Records provided ::
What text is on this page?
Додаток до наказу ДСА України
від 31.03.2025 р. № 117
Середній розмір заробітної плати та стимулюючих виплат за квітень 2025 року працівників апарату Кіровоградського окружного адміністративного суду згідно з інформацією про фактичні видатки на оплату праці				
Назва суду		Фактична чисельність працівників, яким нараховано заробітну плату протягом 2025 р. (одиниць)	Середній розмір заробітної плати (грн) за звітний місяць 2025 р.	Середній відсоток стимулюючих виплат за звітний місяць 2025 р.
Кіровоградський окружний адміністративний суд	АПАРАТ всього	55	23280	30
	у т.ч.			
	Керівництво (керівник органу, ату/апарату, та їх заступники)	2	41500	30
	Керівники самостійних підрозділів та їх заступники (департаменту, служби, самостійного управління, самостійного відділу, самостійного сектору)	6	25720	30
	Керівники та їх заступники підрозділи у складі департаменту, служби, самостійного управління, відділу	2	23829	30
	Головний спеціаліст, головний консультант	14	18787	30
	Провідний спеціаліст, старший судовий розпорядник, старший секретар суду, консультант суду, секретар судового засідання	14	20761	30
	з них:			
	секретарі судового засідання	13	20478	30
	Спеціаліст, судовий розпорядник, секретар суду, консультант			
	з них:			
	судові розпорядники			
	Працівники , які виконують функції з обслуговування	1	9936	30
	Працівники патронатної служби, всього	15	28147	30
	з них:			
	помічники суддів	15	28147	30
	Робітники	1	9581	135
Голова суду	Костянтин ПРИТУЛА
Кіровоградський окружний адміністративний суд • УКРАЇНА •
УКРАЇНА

Given problem :: A line counts if it holds the word "судовий". How many lines of the entries count? Give the number only.

Full solution :: 2